#### WHAT IS EXPECTED
The entries below are to be transcribed in full, without their images.

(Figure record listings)

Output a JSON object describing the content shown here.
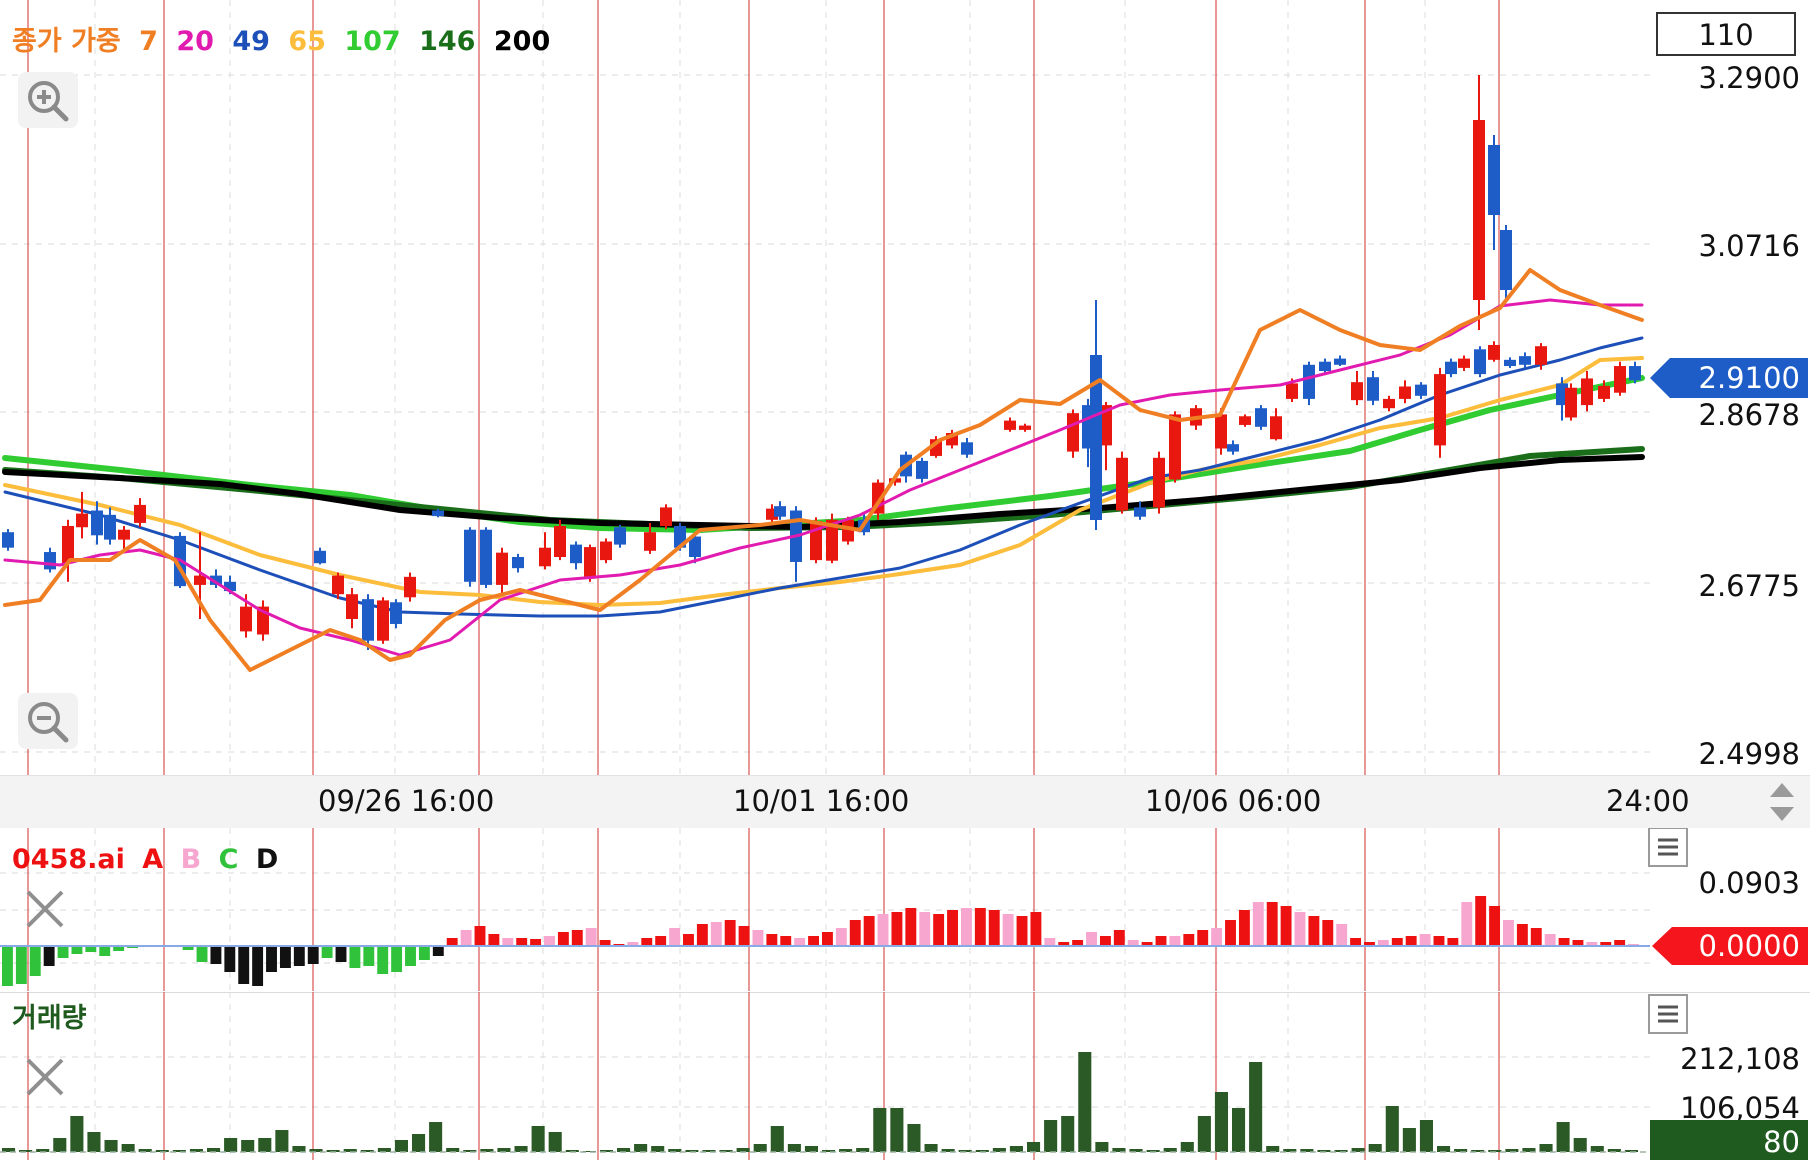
{
  "legend": {
    "prefix": "종가 가중",
    "ma_items": [
      {
        "label": "7",
        "color": "#F07F24"
      },
      {
        "label": "20",
        "color": "#E21BB0"
      },
      {
        "label": "49",
        "color": "#1D4FB8"
      },
      {
        "label": "65",
        "color": "#FBBD3B"
      },
      {
        "label": "107",
        "color": "#30CC32"
      },
      {
        "label": "146",
        "color": "#1A6E1A"
      },
      {
        "label": "200",
        "color": "#000000"
      }
    ]
  },
  "period_box": "110",
  "price_axis": {
    "ticks": [
      "3.2900",
      "3.0716",
      "2.8678",
      "2.6775",
      "2.4998"
    ],
    "current_price": "2.9100"
  },
  "time_axis": {
    "labels": [
      "09/26 16:00",
      "10/01 16:00",
      "10/06 06:00",
      "24:00"
    ]
  },
  "indicator_panel": {
    "title": "0458.ai",
    "series_labels": [
      {
        "label": "A",
        "color": "#EE1111"
      },
      {
        "label": "B",
        "color": "#F7A6CF"
      },
      {
        "label": "C",
        "color": "#2FC23A"
      },
      {
        "label": "D",
        "color": "#111111"
      }
    ],
    "axis_top": "0.0903",
    "current_value": "0.0000"
  },
  "volume_panel": {
    "title": "거래량",
    "axis_ticks": [
      "212,108",
      "106,054"
    ],
    "current_value": "80"
  },
  "icons": [
    "zoom-in-icon",
    "zoom-out-icon",
    "close-icon",
    "menu-icon",
    "scroll-arrows-icon"
  ],
  "chart_data": {
    "type": "candlestick",
    "y_ticks": [
      3.29,
      3.0716,
      2.8678,
      2.6775,
      2.4998
    ],
    "last_price": 2.91,
    "x_tick_labels": [
      "09/26 16:00",
      "10/01 16:00",
      "10/06 06:00",
      "24:00"
    ]
  }
}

#### SOLUTION TO THE EXERCISE
Output a JSON object describing the content shown here.
{
  "legend": {
    "prefix": "종가 가중",
    "ma_items": [
      {
        "label": "7",
        "color": "#F07F24"
      },
      {
        "label": "20",
        "color": "#E21BB0"
      },
      {
        "label": "49",
        "color": "#1D4FB8"
      },
      {
        "label": "65",
        "color": "#FBBD3B"
      },
      {
        "label": "107",
        "color": "#30CC32"
      },
      {
        "label": "146",
        "color": "#1A6E1A"
      },
      {
        "label": "200",
        "color": "#000000"
      }
    ]
  },
  "period_box": "110",
  "price_axis": {
    "ticks": [
      "3.2900",
      "3.0716",
      "2.8678",
      "2.6775",
      "2.4998"
    ],
    "current_price": "2.9100"
  },
  "time_axis": {
    "labels": [
      "09/26 16:00",
      "10/01 16:00",
      "10/06 06:00",
      "24:00"
    ]
  },
  "indicator_panel": {
    "title": "0458.ai",
    "series_labels": [
      {
        "label": "A",
        "color": "#EE1111"
      },
      {
        "label": "B",
        "color": "#F7A6CF"
      },
      {
        "label": "C",
        "color": "#2FC23A"
      },
      {
        "label": "D",
        "color": "#111111"
      }
    ],
    "axis_top": "0.0903",
    "current_value": "0.0000"
  },
  "volume_panel": {
    "title": "거래량",
    "axis_ticks": [
      "212,108",
      "106,054"
    ],
    "current_value": "80"
  },
  "icons": [
    "zoom-in-icon",
    "zoom-out-icon",
    "close-icon",
    "menu-icon",
    "scroll-arrows-icon"
  ],
  "chart_data": {
    "type": "candlestick",
    "y_ticks": [
      3.29,
      3.0716,
      2.8678,
      2.6775,
      2.4998
    ],
    "last_price": 2.91,
    "x_tick_labels": [
      "09/26 16:00",
      "10/01 16:00",
      "10/06 06:00",
      "24:00"
    ]
  }
}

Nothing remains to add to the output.